Records supplied:
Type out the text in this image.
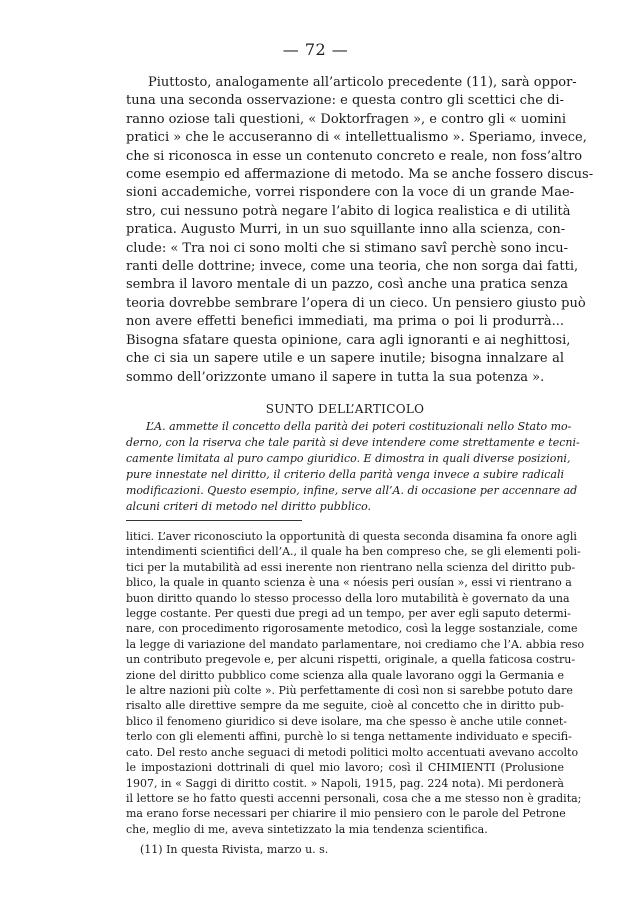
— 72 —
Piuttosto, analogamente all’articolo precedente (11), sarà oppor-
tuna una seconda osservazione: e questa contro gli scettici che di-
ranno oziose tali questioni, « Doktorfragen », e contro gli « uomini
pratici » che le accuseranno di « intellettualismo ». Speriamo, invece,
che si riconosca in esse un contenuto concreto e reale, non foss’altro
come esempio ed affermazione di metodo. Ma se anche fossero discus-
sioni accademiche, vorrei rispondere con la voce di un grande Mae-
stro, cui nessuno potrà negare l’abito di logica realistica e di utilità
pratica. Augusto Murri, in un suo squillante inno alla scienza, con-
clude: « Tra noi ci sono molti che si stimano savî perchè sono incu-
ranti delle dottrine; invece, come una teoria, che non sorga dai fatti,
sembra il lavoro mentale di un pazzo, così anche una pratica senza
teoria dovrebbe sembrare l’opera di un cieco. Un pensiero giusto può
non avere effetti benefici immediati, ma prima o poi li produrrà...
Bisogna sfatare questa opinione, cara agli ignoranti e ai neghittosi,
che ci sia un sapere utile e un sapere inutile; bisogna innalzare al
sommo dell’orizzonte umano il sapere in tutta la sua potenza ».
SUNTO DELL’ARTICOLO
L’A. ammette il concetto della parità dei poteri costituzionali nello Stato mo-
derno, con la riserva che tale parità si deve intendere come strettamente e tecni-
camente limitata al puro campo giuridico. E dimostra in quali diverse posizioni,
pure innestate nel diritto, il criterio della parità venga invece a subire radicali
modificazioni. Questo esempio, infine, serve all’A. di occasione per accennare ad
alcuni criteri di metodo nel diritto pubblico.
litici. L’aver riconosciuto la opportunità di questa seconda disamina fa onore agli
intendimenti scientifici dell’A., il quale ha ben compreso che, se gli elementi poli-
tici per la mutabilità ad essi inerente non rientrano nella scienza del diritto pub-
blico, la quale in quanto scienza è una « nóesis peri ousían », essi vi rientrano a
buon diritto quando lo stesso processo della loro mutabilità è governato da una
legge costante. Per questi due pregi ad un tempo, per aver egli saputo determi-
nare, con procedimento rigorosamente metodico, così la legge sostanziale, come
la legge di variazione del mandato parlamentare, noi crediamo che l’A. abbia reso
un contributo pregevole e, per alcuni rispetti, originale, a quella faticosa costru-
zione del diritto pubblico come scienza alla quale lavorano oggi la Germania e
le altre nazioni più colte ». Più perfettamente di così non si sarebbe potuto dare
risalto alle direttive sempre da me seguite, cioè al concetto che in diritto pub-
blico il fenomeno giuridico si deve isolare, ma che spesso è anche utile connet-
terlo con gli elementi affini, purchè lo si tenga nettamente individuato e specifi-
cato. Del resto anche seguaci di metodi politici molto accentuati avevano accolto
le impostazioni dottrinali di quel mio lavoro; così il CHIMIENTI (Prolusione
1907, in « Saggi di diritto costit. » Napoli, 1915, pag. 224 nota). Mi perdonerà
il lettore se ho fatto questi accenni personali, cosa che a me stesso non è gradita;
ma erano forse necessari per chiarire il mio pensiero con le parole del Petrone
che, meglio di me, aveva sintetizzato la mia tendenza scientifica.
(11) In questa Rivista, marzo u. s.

* * *

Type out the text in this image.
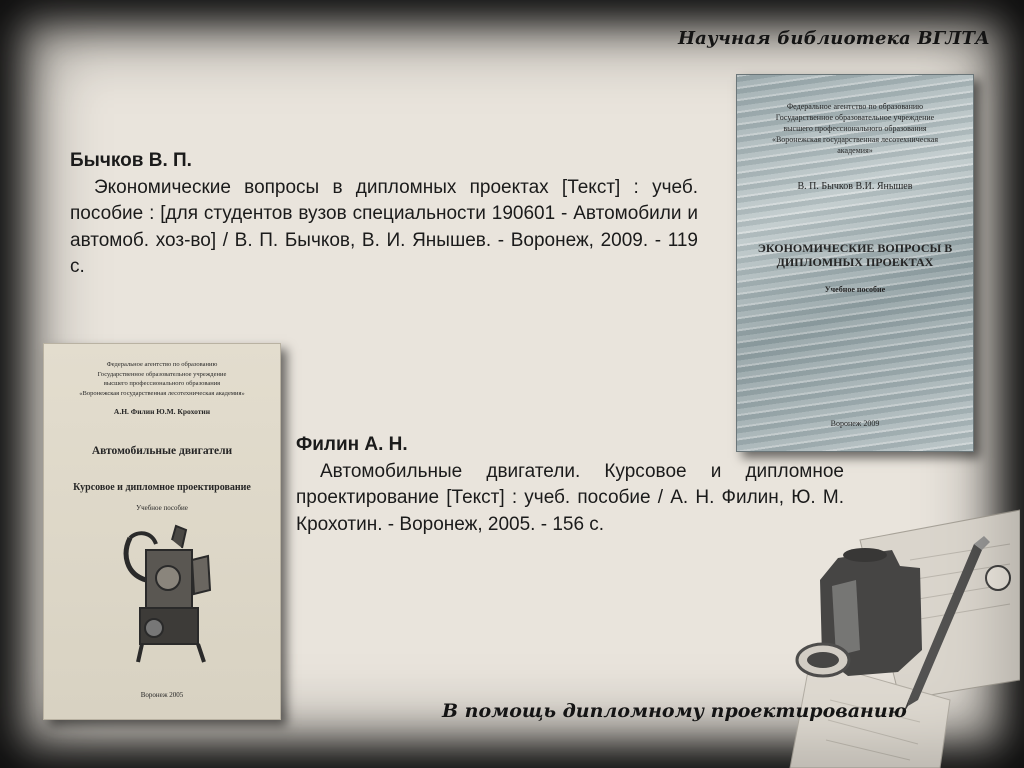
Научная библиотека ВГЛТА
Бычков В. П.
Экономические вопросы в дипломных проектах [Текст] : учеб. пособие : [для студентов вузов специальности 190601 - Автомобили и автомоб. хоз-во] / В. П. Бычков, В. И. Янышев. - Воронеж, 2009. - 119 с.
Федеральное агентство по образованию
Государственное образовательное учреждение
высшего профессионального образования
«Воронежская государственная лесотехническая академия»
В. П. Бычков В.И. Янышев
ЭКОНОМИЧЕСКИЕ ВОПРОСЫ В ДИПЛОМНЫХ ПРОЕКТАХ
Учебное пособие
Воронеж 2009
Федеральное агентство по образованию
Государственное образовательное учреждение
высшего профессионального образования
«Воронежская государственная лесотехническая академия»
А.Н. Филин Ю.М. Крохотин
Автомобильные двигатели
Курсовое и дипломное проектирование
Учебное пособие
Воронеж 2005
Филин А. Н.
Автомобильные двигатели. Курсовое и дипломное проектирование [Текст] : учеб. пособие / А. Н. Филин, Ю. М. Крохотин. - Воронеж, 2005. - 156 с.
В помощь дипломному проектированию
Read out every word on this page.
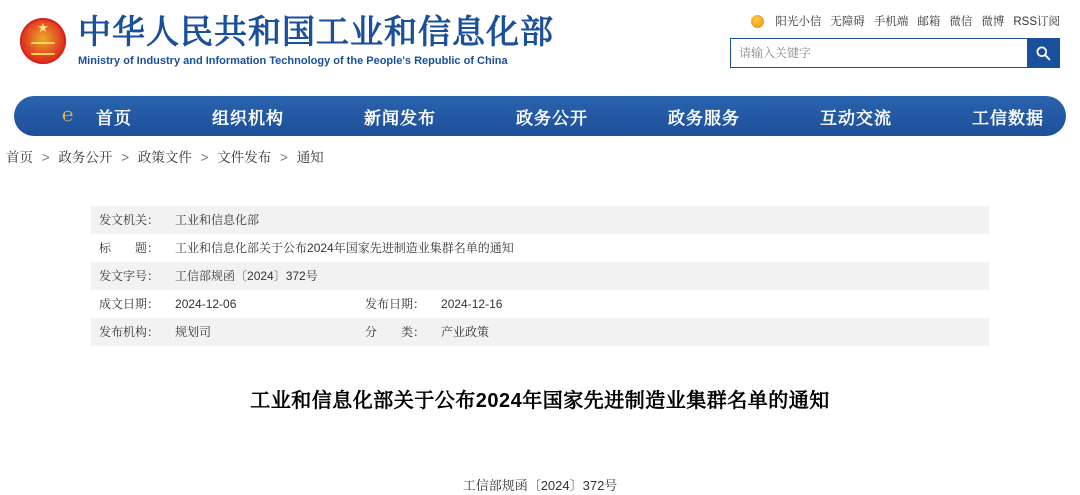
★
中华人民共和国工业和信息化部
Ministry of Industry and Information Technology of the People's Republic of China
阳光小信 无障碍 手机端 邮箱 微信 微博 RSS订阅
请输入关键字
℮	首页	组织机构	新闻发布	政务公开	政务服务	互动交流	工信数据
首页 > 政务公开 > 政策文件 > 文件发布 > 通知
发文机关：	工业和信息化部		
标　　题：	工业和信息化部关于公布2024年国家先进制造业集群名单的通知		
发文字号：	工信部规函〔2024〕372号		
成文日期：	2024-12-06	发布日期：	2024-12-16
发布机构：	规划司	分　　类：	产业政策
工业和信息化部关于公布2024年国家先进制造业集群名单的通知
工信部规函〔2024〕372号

Your objective:
Every line that holds the word "Текст" counts once; state the total number of such lines and nothing else.

Finished exercise:
2